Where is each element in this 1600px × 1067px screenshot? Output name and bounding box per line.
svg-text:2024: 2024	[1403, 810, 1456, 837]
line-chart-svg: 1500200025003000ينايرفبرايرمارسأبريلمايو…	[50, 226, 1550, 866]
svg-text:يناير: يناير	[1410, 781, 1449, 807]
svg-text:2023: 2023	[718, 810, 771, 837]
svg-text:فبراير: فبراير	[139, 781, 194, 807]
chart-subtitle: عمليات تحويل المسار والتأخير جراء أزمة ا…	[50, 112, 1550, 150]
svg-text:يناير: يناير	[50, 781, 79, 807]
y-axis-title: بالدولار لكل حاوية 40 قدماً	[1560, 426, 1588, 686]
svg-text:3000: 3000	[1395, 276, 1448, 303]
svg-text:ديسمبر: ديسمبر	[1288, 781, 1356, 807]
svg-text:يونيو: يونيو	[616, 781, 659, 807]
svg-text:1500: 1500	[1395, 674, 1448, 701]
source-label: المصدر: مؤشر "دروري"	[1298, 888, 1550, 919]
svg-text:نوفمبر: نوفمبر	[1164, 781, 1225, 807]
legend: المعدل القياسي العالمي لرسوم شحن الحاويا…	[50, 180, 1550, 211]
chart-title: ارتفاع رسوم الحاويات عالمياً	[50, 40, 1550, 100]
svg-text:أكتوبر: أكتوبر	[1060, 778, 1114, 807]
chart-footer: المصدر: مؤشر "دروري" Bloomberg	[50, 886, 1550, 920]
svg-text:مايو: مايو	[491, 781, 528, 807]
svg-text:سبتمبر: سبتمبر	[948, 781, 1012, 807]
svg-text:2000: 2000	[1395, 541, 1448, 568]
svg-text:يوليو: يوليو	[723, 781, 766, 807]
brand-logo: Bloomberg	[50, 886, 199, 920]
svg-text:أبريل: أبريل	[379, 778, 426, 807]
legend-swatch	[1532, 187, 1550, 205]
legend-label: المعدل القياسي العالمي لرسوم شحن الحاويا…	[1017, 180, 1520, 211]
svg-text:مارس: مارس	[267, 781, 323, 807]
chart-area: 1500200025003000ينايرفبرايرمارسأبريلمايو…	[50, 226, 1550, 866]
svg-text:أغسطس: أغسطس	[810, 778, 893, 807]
-=-=-=-=-
__Directions__
Reproduce all of the items above verbatim, keeping every character unchanged.

__Expected output__
Where is each element in this 1600px × 1067px screenshot? Output name and bounding box per line.
svg-text:2024: 2024	[1403, 810, 1456, 837]
line-chart-svg: 1500200025003000ينايرفبرايرمارسأبريلمايو…	[50, 226, 1550, 866]
svg-text:يناير: يناير	[1410, 781, 1449, 807]
svg-text:2023: 2023	[718, 810, 771, 837]
svg-text:فبراير: فبراير	[139, 781, 194, 807]
chart-subtitle: عمليات تحويل المسار والتأخير جراء أزمة ا…	[50, 112, 1550, 150]
svg-text:يناير: يناير	[50, 781, 79, 807]
y-axis-title: بالدولار لكل حاوية 40 قدماً	[1560, 426, 1588, 686]
svg-text:3000: 3000	[1395, 276, 1448, 303]
svg-text:ديسمبر: ديسمبر	[1288, 781, 1356, 807]
svg-text:يونيو: يونيو	[616, 781, 659, 807]
svg-text:1500: 1500	[1395, 674, 1448, 701]
source-label: المصدر: مؤشر "دروري"	[1298, 888, 1550, 919]
svg-text:نوفمبر: نوفمبر	[1164, 781, 1225, 807]
legend: المعدل القياسي العالمي لرسوم شحن الحاويا…	[50, 180, 1550, 211]
chart-title: ارتفاع رسوم الحاويات عالمياً	[50, 40, 1550, 100]
svg-text:أكتوبر: أكتوبر	[1060, 778, 1114, 807]
chart-footer: المصدر: مؤشر "دروري" Bloomberg	[50, 886, 1550, 920]
svg-text:مايو: مايو	[491, 781, 528, 807]
svg-text:سبتمبر: سبتمبر	[948, 781, 1012, 807]
svg-text:2000: 2000	[1395, 541, 1448, 568]
svg-text:يوليو: يوليو	[723, 781, 766, 807]
brand-logo: Bloomberg	[50, 886, 199, 920]
svg-text:أبريل: أبريل	[379, 778, 426, 807]
legend-swatch	[1532, 187, 1550, 205]
legend-label: المعدل القياسي العالمي لرسوم شحن الحاويا…	[1017, 180, 1520, 211]
svg-text:مارس: مارس	[267, 781, 323, 807]
chart-area: 1500200025003000ينايرفبرايرمارسأبريلمايو…	[50, 226, 1550, 866]
svg-text:أغسطس: أغسطس	[810, 778, 893, 807]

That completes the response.